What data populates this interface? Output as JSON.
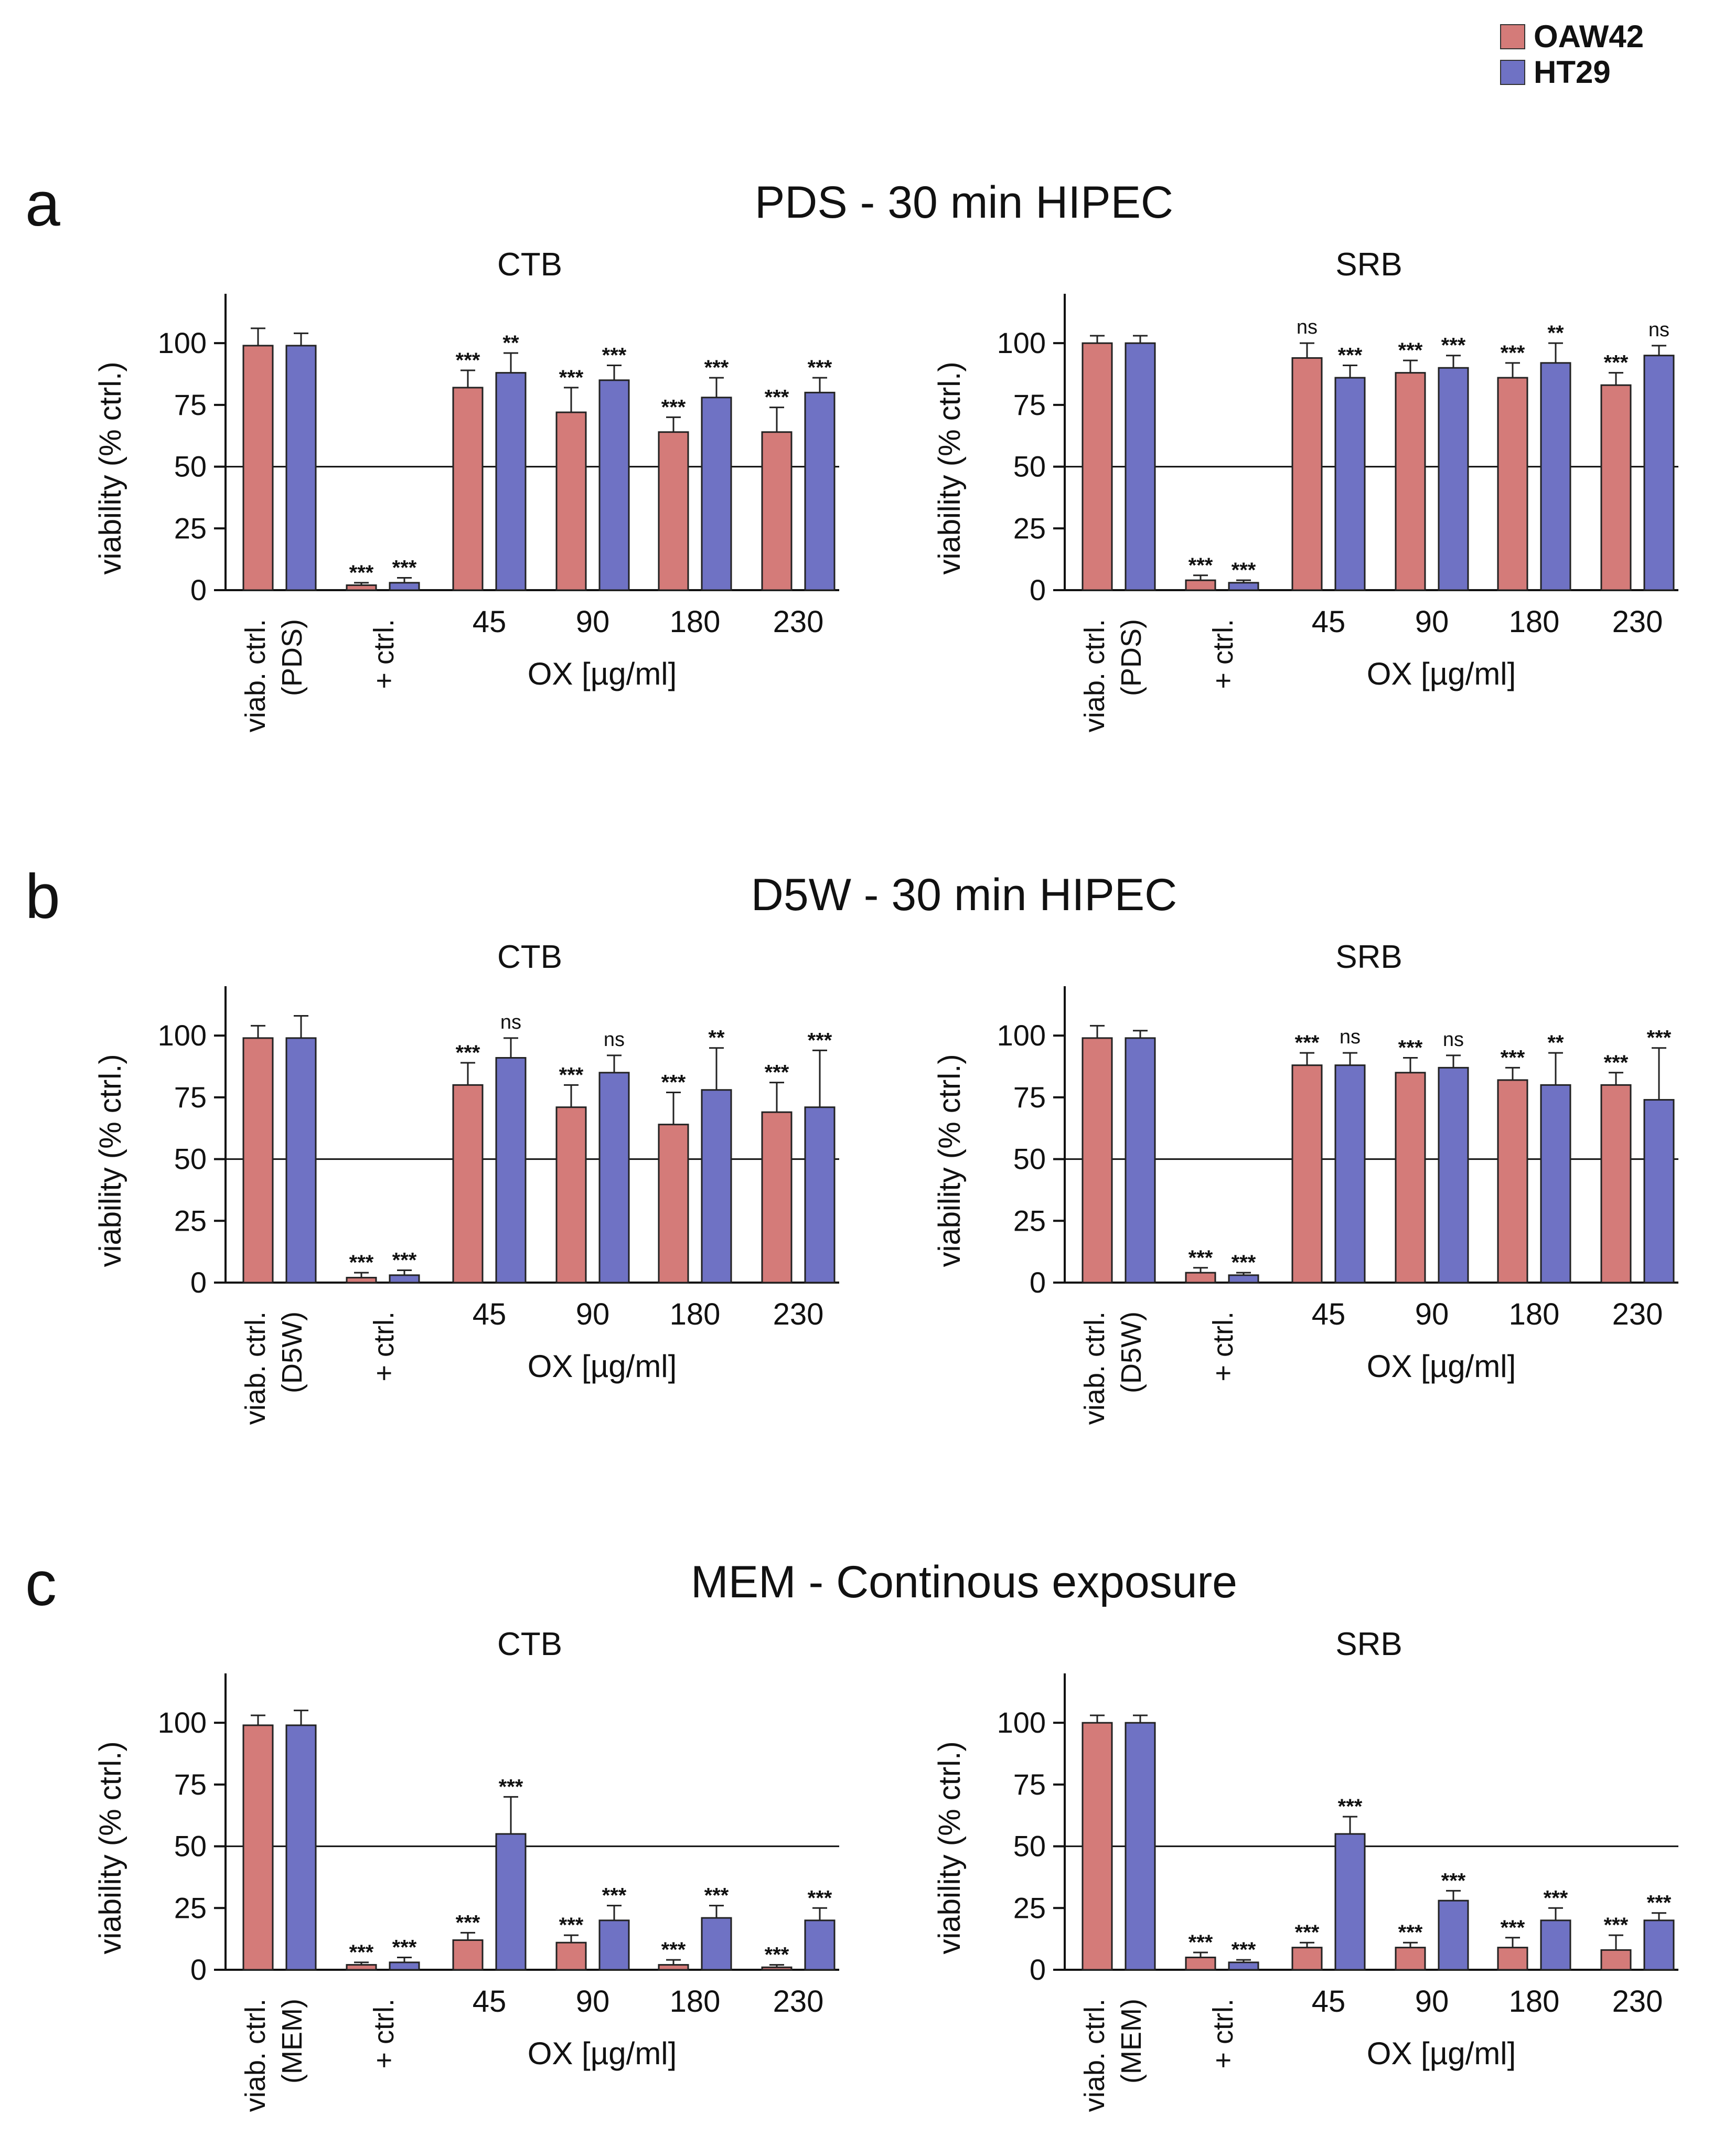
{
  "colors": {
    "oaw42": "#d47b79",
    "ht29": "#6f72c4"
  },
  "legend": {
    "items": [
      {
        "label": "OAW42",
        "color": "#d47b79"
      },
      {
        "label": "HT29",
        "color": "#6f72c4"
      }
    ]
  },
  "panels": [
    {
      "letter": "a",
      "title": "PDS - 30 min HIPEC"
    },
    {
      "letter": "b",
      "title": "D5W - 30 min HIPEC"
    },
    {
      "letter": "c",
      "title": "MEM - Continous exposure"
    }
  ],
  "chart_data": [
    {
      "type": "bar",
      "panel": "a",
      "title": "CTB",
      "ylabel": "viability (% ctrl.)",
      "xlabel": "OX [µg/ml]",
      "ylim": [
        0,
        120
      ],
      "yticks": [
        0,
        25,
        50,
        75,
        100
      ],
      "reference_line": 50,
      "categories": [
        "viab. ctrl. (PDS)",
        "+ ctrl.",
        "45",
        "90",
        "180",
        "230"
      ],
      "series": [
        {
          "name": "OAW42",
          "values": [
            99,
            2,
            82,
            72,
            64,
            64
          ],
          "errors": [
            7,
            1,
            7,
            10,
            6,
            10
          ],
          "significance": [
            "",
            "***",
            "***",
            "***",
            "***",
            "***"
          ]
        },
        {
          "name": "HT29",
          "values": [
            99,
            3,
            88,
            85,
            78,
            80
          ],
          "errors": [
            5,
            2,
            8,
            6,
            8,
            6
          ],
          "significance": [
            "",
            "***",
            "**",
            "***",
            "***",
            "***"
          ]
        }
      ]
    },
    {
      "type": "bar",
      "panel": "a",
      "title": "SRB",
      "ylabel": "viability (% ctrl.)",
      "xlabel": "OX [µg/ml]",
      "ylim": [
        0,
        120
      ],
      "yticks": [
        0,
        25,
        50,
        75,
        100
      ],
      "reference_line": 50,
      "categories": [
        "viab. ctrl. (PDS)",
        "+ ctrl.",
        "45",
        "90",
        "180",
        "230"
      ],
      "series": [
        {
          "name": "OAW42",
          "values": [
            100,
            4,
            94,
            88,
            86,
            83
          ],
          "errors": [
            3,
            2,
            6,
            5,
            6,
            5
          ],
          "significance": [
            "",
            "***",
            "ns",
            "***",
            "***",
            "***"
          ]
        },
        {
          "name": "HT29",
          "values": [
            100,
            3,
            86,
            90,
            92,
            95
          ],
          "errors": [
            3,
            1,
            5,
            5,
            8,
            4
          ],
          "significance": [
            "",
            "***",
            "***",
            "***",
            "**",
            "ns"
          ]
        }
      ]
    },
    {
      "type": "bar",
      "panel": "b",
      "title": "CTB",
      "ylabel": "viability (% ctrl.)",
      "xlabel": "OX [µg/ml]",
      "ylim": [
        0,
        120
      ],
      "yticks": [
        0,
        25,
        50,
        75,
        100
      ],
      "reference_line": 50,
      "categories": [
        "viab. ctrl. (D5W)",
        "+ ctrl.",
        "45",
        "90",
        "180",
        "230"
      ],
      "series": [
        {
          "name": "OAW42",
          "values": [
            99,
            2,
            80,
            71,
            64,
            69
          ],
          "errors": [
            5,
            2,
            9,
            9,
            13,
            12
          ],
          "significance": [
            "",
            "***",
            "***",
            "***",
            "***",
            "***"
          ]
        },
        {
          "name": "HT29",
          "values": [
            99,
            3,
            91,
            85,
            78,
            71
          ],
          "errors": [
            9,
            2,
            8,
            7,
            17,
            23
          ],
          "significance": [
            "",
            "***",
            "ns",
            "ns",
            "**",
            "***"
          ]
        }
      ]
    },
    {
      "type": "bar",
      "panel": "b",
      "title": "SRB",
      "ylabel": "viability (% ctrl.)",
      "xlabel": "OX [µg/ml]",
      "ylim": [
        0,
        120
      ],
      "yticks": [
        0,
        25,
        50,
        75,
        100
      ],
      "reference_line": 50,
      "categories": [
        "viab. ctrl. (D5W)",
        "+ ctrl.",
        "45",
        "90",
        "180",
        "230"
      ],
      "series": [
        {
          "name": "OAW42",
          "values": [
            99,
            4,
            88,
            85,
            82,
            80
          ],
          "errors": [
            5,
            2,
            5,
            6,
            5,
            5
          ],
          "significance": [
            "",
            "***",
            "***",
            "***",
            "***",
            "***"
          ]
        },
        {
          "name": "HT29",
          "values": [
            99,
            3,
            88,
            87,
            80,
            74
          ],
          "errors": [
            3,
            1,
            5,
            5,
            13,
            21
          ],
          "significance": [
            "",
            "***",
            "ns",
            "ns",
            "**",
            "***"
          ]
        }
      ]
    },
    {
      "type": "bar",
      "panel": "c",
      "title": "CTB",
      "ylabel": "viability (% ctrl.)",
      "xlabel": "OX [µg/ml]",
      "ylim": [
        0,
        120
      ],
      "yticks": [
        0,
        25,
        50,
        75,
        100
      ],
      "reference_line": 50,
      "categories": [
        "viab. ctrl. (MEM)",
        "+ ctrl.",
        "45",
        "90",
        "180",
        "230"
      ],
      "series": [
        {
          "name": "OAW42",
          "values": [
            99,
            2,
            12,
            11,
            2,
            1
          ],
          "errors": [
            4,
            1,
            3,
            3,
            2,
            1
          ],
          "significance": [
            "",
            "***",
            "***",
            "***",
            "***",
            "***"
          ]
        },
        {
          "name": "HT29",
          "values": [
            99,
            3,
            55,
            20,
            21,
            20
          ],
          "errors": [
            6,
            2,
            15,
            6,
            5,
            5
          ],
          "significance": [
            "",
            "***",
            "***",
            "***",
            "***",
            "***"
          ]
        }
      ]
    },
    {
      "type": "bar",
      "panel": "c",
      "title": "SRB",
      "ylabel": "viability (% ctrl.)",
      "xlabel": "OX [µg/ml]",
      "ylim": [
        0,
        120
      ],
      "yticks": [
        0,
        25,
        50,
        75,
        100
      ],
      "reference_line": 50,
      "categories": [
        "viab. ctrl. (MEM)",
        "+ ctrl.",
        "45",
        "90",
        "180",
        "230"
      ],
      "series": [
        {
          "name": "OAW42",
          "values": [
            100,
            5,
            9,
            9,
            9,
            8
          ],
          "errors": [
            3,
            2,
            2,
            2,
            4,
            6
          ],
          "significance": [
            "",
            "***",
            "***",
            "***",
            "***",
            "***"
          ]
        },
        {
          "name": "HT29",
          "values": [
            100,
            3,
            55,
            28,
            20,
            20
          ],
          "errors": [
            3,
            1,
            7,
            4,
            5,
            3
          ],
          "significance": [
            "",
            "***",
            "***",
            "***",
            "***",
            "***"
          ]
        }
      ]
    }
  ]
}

——

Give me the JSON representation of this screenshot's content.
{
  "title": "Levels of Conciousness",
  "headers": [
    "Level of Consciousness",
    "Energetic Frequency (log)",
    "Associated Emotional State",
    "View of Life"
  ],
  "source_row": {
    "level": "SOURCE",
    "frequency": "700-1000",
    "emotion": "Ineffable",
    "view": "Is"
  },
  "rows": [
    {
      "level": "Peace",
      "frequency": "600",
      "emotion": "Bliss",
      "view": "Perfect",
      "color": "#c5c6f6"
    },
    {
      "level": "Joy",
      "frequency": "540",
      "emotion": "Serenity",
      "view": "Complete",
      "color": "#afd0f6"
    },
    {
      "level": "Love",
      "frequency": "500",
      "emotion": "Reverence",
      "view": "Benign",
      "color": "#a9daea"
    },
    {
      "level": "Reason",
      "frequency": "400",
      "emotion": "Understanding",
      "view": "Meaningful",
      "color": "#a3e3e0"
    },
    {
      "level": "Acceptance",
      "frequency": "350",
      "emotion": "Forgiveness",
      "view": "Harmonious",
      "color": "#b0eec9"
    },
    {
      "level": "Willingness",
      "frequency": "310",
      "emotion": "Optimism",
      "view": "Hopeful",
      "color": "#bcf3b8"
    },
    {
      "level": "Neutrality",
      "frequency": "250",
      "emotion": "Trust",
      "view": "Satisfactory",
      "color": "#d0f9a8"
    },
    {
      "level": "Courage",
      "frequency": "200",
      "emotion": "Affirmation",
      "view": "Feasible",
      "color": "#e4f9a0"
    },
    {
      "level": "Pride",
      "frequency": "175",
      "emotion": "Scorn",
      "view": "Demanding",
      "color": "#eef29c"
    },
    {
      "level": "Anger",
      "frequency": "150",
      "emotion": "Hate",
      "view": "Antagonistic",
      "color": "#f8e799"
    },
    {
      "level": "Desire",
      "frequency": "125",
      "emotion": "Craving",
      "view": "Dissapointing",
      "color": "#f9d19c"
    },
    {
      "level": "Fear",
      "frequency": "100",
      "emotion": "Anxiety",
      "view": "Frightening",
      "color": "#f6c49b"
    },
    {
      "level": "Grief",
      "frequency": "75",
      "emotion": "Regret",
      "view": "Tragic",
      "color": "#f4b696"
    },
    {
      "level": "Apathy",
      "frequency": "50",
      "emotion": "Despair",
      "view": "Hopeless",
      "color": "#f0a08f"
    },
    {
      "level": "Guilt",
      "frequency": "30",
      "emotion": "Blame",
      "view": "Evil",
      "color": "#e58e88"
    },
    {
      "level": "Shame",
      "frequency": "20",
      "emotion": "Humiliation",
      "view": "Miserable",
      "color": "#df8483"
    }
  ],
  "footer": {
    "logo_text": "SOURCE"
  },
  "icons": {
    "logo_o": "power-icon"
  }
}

——

- REQUIREMENTS -
Find each line holding the string "this" and copy it out.

- FINAL RESULT -
What data populates this interface? Output as JSON.
Give me the JSON representation of this screenshot's content.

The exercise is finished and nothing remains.